AIM OF THE TASK - Scan the data beneath this task and copy each line that includes "Frequency".

MATERIAL PROVIDED -
+===+
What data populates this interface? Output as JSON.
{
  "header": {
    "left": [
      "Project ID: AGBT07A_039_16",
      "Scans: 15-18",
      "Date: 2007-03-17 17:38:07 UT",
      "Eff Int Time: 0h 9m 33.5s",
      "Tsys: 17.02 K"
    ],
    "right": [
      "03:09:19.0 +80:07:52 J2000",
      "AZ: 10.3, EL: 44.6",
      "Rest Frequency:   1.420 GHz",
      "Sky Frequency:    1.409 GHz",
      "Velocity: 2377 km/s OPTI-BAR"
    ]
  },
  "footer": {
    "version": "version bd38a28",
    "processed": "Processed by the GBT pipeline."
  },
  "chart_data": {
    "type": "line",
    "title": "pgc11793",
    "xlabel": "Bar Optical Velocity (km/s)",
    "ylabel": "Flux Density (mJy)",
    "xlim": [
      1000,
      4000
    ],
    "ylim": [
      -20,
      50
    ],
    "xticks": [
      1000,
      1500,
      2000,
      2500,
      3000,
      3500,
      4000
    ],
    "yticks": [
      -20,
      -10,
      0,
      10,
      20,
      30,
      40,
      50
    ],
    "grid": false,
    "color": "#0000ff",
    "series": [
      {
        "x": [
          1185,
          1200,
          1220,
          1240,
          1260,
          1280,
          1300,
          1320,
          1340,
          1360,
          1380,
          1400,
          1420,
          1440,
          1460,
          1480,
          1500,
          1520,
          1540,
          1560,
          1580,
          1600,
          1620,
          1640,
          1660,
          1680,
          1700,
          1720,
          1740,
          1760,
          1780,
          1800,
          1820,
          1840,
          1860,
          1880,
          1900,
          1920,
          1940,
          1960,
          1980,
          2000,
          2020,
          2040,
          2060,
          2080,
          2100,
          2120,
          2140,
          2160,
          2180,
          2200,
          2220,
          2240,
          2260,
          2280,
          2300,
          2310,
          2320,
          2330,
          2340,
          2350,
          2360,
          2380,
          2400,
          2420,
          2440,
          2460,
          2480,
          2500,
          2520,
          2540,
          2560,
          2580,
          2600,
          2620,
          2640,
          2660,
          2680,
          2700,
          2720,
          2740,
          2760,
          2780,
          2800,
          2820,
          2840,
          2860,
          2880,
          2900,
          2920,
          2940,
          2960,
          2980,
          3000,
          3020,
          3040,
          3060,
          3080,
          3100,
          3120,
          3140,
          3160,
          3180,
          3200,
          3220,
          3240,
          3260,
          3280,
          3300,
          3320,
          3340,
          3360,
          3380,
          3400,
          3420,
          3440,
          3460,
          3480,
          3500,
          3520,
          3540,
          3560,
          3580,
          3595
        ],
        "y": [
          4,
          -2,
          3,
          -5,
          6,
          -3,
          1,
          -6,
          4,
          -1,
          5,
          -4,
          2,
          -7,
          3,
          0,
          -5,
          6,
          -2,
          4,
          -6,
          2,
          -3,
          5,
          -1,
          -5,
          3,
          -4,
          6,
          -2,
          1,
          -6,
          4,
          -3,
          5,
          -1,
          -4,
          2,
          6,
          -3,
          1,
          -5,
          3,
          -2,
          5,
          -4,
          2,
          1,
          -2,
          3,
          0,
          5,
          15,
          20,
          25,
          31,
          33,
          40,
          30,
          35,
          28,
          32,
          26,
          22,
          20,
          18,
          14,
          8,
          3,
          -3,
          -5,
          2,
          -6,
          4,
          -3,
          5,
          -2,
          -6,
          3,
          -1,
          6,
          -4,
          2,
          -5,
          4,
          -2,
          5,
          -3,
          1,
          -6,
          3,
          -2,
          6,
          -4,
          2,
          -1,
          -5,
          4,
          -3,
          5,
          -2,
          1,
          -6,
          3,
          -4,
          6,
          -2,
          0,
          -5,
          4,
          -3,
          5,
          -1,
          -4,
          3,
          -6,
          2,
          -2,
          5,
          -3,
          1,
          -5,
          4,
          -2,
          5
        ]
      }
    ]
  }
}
+===+
FULL SOLUTION -
      "Rest Frequency:   1.420 GHz",
      "Sky Frequency:    1.409 GHz",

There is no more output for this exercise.